_Data provided_
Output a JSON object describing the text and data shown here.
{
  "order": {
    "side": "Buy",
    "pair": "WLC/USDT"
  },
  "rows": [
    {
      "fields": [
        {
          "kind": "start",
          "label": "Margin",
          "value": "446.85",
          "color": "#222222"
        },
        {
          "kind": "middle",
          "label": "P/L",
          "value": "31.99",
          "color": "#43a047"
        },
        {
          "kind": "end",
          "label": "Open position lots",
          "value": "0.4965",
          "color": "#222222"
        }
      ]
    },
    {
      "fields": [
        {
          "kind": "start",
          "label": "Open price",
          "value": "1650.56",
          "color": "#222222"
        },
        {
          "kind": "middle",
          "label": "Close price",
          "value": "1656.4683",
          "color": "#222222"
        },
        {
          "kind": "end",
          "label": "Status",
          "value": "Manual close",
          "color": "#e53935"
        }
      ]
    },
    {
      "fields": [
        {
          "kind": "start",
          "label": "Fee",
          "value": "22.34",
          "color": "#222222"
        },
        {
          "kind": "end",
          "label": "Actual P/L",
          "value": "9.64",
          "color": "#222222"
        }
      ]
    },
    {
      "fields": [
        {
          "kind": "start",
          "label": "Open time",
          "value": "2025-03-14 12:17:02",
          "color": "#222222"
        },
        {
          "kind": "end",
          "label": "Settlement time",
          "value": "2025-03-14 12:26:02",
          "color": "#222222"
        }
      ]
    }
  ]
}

_The request_
In this exercise, repeat all entries exactly.

_Task solution_
Output a JSON object describing the text and data shown here.
{
  "order": {
    "side": "Buy",
    "pair": "WLC/USDT"
  },
  "rows": [
    {
      "fields": [
        {
          "kind": "start",
          "label": "Margin",
          "value": "446.85",
          "color": "#222222"
        },
        {
          "kind": "middle",
          "label": "P/L",
          "value": "31.99",
          "color": "#43a047"
        },
        {
          "kind": "end",
          "label": "Open position lots",
          "value": "0.4965",
          "color": "#222222"
        }
      ]
    },
    {
      "fields": [
        {
          "kind": "start",
          "label": "Open price",
          "value": "1650.56",
          "color": "#222222"
        },
        {
          "kind": "middle",
          "label": "Close price",
          "value": "1656.4683",
          "color": "#222222"
        },
        {
          "kind": "end",
          "label": "Status",
          "value": "Manual close",
          "color": "#e53935"
        }
      ]
    },
    {
      "fields": [
        {
          "kind": "start",
          "label": "Fee",
          "value": "22.34",
          "color": "#222222"
        },
        {
          "kind": "end",
          "label": "Actual P/L",
          "value": "9.64",
          "color": "#222222"
        }
      ]
    },
    {
      "fields": [
        {
          "kind": "start",
          "label": "Open time",
          "value": "2025-03-14 12:17:02",
          "color": "#222222"
        },
        {
          "kind": "end",
          "label": "Settlement time",
          "value": "2025-03-14 12:26:02",
          "color": "#222222"
        }
      ]
    }
  ]
}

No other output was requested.